● **EXERCISE DIRECTIONS**: Across the data below, how many lines hold "Initiation"? Answer with that number and nothing else.

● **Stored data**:
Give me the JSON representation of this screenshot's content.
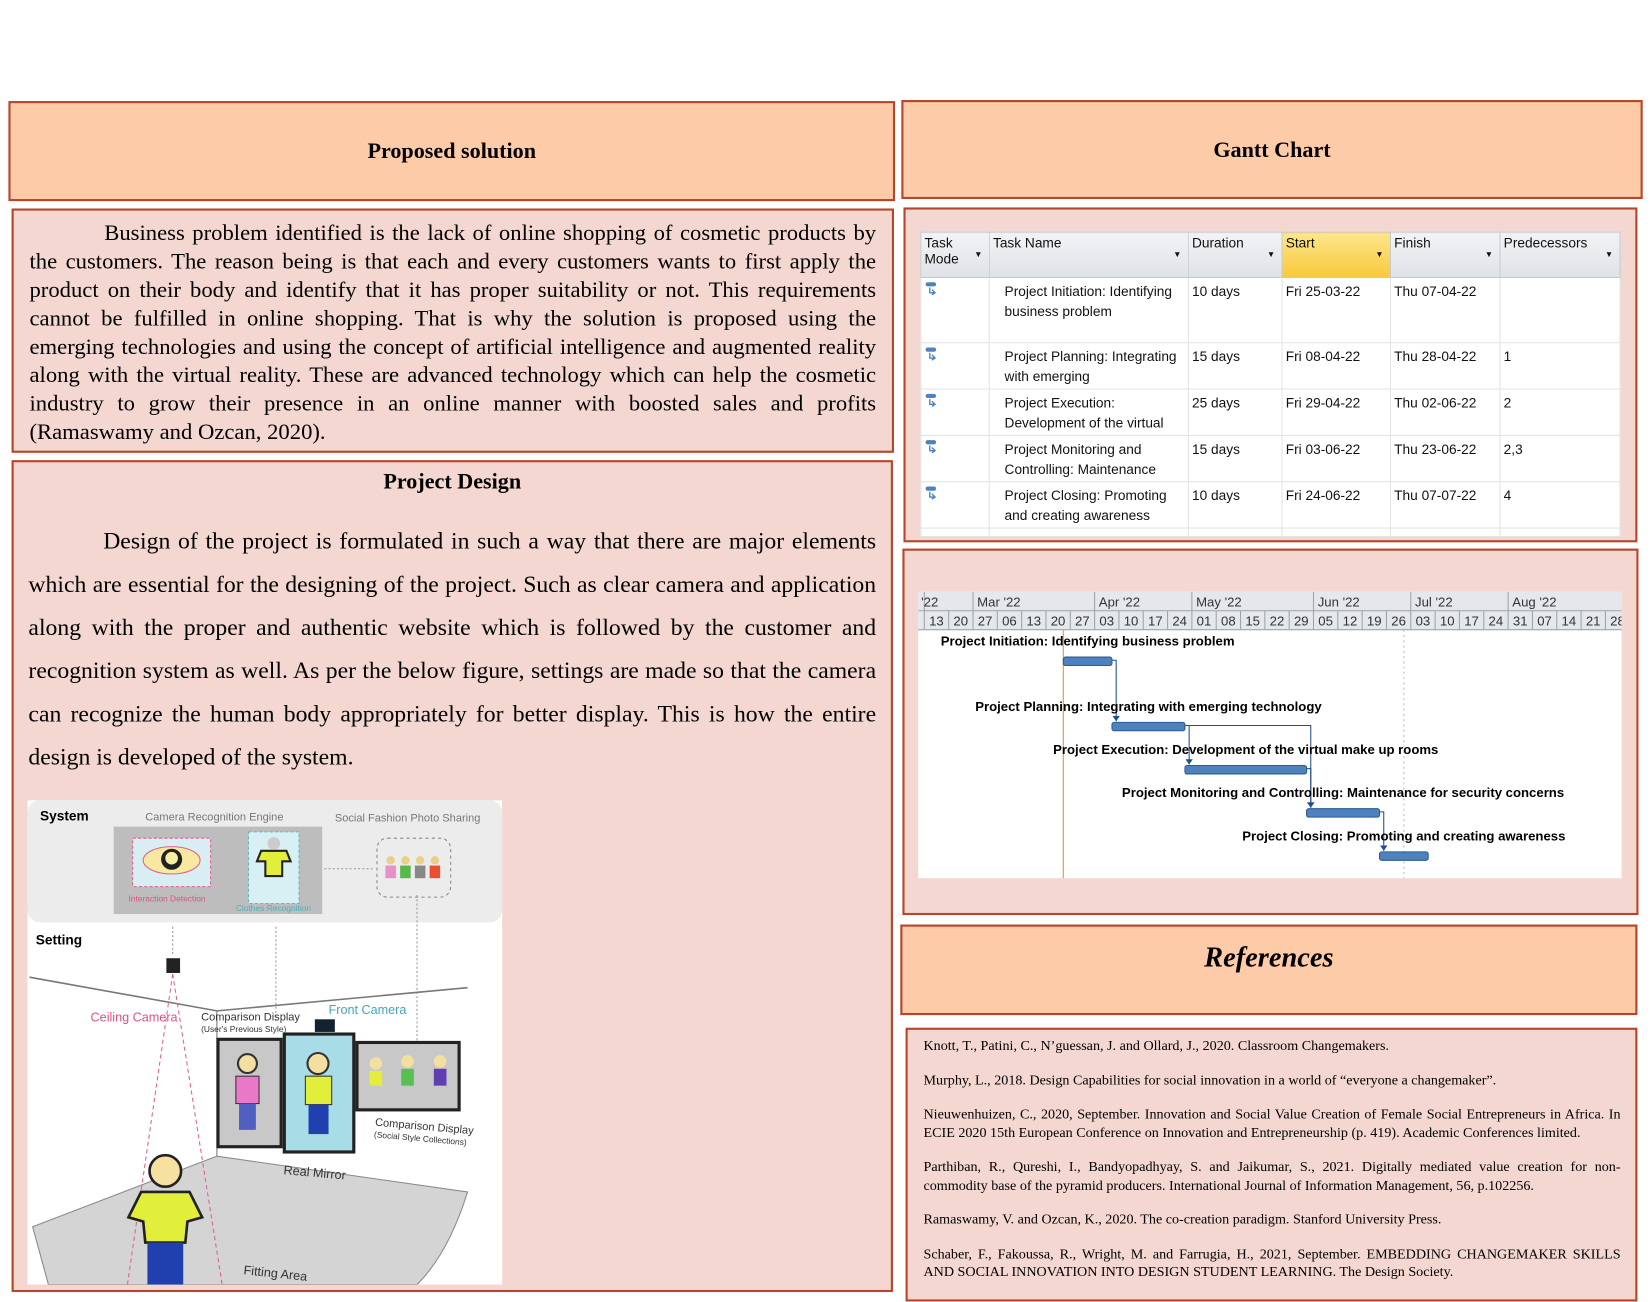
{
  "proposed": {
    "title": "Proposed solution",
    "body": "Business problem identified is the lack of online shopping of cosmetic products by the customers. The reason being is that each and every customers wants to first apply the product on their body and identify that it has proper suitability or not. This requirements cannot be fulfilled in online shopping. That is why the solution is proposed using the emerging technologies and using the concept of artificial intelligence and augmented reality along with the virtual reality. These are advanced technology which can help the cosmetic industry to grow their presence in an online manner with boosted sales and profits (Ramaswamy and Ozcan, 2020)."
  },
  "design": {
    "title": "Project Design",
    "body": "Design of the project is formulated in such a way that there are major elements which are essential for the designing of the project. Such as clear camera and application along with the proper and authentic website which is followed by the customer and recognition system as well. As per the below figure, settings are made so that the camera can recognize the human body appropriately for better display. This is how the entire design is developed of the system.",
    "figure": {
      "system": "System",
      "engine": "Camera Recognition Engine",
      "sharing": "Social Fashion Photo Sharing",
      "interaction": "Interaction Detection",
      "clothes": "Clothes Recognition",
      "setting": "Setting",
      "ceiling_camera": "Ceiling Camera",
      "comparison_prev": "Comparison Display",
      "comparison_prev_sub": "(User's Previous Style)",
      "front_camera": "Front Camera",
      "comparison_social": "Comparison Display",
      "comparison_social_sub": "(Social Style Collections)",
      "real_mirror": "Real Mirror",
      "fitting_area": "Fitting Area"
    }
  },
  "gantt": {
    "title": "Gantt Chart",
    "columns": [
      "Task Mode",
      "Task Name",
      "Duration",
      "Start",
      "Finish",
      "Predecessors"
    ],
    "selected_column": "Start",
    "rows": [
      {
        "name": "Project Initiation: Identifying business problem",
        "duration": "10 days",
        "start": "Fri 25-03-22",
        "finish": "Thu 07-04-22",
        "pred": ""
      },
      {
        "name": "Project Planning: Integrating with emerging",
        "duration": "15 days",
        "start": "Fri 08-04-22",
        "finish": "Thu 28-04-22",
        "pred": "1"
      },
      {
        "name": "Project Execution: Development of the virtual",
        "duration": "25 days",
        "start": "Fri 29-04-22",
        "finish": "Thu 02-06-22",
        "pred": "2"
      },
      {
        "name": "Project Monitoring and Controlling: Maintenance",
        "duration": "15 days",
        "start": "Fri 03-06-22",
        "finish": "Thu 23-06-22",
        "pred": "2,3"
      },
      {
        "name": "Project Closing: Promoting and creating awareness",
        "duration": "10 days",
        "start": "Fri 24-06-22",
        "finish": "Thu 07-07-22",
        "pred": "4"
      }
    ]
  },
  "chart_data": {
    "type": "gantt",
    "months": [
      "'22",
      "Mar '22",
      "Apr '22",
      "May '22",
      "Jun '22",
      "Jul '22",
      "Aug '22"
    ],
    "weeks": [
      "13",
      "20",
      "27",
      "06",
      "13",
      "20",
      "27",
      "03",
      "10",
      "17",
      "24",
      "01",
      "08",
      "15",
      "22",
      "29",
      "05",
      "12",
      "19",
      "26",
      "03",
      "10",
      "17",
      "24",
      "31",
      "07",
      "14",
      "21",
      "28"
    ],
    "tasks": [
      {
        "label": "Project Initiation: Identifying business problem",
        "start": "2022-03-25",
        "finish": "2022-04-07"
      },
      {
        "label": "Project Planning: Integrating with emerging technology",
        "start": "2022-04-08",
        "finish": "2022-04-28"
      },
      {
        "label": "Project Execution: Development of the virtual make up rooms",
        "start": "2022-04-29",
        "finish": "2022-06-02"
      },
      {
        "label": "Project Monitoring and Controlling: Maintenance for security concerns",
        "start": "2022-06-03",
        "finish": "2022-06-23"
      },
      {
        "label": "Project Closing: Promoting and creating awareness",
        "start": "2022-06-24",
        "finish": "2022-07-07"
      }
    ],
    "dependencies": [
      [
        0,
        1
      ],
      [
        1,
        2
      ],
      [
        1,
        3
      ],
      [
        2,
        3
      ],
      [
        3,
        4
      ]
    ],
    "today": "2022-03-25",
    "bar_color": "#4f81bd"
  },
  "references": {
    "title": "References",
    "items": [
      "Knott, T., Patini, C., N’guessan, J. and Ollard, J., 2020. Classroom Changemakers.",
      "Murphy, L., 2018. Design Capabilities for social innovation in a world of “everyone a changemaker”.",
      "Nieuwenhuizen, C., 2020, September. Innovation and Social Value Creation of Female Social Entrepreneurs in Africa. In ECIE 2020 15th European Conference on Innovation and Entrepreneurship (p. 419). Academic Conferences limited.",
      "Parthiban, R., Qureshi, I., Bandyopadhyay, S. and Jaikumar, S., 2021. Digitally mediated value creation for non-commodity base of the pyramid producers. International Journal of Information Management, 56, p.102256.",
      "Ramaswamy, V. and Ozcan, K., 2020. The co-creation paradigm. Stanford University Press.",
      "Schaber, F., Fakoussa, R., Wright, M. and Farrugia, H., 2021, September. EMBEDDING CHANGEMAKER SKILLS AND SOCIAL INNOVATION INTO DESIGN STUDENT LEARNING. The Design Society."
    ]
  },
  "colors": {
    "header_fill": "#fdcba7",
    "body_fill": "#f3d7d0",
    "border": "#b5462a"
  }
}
...
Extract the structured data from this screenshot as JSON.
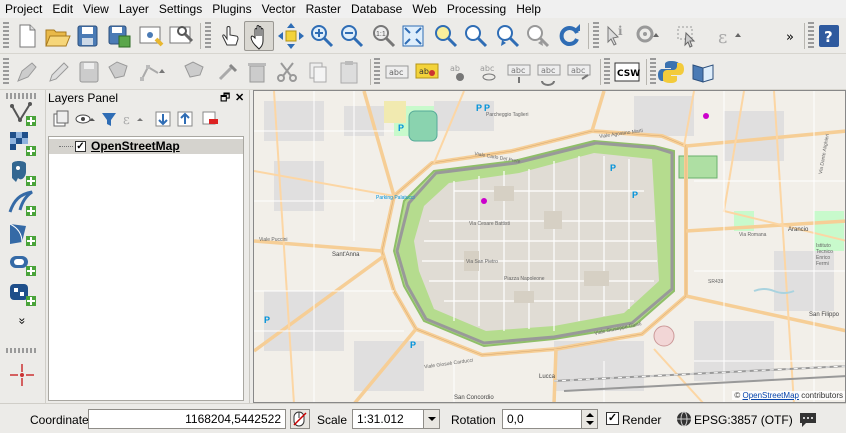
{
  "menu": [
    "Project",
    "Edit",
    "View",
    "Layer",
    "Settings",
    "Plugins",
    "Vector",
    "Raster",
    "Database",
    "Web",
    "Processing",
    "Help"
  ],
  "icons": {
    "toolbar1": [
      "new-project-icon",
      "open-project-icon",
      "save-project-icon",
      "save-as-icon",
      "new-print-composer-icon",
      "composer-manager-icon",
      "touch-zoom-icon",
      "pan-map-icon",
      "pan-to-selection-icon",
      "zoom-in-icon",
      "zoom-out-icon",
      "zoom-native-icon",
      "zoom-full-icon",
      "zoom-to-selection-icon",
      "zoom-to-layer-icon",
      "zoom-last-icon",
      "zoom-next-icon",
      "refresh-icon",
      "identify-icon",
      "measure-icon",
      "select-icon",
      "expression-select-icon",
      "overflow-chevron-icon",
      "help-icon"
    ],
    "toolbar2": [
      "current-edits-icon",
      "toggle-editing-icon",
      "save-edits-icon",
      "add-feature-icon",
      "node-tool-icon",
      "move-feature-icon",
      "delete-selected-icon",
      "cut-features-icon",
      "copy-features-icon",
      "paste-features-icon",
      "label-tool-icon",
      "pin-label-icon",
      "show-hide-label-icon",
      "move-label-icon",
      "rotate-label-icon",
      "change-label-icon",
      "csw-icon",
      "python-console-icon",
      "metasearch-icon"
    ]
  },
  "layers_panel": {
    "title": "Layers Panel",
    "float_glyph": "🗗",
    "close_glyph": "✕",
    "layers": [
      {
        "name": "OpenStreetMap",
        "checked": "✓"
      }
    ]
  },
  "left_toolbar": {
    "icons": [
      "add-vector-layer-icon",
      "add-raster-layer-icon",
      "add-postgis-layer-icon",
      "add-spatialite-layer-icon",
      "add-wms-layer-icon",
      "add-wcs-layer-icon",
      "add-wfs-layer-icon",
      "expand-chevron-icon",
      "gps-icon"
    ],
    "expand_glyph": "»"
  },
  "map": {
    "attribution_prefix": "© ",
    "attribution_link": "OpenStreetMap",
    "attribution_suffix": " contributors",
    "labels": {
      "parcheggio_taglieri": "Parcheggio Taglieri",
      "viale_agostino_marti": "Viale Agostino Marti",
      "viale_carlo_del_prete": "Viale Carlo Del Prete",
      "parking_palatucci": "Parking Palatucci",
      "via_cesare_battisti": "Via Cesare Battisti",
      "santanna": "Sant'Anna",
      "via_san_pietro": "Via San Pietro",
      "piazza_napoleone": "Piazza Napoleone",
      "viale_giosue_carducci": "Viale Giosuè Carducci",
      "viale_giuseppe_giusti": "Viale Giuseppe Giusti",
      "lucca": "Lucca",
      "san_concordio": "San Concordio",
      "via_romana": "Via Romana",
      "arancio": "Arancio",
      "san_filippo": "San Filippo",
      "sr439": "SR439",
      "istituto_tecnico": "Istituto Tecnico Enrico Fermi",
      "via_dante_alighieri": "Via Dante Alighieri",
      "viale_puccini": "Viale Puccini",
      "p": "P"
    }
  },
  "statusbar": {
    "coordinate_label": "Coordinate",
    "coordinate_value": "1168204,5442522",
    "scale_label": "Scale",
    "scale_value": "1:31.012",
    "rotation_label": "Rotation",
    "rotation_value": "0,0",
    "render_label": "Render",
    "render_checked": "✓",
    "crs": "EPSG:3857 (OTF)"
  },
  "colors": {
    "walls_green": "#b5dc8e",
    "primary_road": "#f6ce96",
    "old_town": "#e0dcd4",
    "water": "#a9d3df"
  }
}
---
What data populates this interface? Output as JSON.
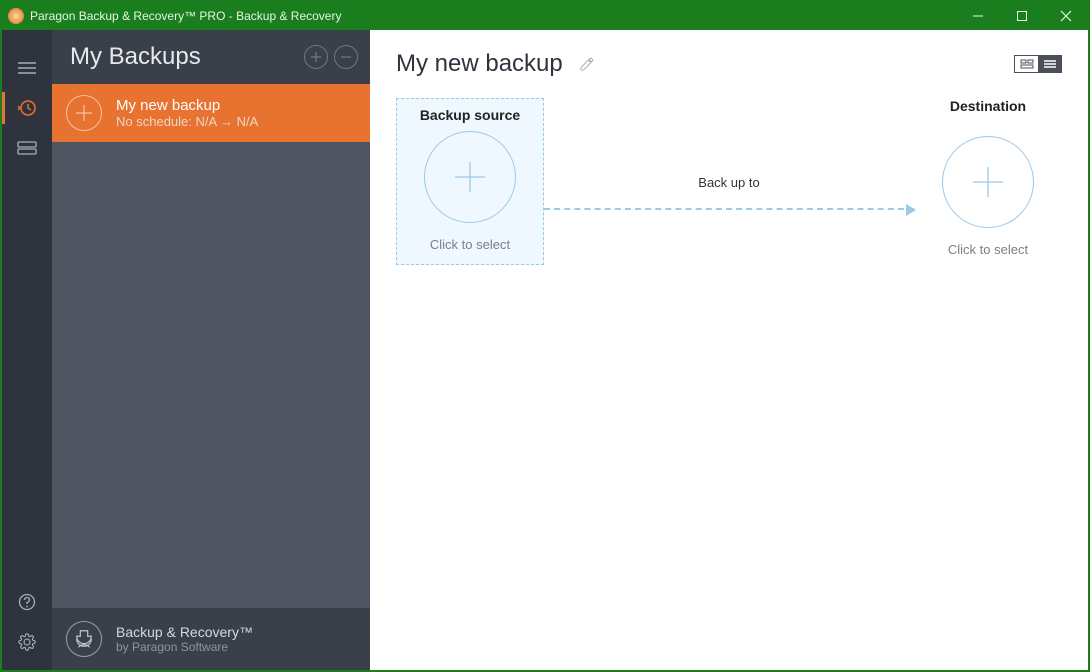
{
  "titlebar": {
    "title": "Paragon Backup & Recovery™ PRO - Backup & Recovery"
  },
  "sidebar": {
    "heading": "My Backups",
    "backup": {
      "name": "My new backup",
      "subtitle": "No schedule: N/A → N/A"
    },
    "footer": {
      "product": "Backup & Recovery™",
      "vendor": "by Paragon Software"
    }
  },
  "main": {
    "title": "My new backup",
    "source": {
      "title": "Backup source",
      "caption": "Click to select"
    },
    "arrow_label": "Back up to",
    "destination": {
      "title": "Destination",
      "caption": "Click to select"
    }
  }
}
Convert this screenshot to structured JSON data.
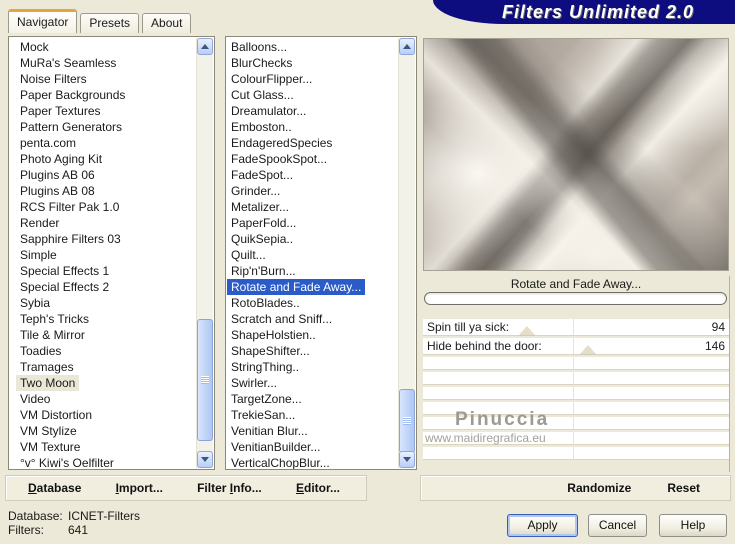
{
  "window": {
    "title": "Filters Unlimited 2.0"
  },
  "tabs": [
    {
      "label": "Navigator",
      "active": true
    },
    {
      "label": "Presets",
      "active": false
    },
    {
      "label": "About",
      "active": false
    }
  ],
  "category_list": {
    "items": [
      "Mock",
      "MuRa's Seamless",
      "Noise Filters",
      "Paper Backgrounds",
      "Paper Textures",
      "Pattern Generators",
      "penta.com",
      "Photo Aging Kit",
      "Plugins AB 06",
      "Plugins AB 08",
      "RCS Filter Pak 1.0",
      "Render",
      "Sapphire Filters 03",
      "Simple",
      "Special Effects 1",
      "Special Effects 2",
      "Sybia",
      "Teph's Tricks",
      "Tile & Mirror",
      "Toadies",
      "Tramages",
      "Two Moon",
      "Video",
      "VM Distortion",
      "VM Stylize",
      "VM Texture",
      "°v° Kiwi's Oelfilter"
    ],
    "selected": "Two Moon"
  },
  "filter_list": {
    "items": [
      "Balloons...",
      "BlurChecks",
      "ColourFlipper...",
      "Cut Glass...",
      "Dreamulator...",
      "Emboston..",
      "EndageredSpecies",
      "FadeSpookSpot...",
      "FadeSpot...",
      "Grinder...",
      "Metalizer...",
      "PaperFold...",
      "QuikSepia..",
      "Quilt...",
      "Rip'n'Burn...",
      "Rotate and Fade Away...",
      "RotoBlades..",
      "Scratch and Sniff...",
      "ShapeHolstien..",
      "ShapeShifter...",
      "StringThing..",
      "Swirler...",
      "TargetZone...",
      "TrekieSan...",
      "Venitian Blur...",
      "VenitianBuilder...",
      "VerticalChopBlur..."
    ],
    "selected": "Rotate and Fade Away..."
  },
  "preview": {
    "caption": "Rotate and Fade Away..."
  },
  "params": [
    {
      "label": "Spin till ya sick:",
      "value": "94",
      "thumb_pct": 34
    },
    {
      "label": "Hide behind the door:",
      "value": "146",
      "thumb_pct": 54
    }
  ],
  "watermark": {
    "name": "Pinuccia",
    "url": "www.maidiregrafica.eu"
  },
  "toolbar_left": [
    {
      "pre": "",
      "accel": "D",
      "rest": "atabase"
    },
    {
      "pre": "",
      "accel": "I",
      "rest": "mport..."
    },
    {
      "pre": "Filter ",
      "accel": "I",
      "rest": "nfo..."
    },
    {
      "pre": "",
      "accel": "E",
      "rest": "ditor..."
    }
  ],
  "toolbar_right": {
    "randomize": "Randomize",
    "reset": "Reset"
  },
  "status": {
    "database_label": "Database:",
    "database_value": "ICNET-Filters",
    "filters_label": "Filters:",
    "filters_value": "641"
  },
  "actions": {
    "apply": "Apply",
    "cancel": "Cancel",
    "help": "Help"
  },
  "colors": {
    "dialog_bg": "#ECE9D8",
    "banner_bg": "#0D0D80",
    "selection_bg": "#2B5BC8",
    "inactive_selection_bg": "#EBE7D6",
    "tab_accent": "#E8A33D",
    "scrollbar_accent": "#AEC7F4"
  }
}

● **TASK RESULT**: 2